>> Start THE INPUT

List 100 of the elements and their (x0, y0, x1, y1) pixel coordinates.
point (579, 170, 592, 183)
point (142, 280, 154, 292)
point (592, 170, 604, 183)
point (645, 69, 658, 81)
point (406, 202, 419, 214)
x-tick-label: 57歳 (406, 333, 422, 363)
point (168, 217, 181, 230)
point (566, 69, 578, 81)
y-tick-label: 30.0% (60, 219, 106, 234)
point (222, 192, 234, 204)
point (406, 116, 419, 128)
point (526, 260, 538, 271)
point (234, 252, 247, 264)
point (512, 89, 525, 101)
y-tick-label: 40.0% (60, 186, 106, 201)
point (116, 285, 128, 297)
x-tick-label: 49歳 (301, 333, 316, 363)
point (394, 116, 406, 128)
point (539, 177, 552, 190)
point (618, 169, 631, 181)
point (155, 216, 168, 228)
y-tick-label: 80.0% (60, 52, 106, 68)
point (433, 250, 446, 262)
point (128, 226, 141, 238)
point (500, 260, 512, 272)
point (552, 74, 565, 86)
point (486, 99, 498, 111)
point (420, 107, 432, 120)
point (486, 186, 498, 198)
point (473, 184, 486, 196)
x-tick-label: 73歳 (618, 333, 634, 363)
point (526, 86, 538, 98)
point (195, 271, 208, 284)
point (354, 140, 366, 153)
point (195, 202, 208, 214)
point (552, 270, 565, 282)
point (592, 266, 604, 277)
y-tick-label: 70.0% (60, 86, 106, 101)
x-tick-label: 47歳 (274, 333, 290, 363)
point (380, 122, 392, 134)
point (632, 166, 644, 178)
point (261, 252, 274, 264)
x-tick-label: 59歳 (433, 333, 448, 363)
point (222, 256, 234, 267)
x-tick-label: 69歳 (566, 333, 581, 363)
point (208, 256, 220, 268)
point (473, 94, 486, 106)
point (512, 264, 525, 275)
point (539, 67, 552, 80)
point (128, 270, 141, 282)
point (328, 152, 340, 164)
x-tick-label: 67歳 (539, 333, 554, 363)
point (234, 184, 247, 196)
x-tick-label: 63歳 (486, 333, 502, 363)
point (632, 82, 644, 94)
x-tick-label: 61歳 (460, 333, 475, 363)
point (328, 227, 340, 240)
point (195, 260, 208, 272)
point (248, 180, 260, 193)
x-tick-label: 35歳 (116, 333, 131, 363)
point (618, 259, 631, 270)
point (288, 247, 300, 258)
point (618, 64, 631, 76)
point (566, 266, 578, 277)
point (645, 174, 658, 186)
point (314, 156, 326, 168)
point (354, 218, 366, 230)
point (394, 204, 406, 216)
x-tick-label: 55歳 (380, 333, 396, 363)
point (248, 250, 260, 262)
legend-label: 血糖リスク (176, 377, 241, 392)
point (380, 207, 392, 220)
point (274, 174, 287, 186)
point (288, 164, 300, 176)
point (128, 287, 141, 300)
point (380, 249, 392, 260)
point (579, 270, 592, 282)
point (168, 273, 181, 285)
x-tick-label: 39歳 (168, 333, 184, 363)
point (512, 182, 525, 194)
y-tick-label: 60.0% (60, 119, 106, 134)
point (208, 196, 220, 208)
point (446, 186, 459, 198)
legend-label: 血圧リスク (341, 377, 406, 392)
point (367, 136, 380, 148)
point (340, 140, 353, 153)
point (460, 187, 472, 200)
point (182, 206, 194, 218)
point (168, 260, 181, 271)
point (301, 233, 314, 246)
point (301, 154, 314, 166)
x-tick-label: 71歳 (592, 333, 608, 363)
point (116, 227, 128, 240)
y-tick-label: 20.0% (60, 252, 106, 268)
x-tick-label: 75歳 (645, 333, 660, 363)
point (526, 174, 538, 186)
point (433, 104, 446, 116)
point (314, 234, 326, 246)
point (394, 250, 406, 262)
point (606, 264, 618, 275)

>> End THE INPUT

INSTRUCTIONS FOR THE TASK => List every line from the records that contains the string "legend".

SOLUTION TO THIS PROBLEM =>
legend-label: 血糖リスク (176, 377, 241, 392)
legend-label: 血圧リスク (341, 377, 406, 392)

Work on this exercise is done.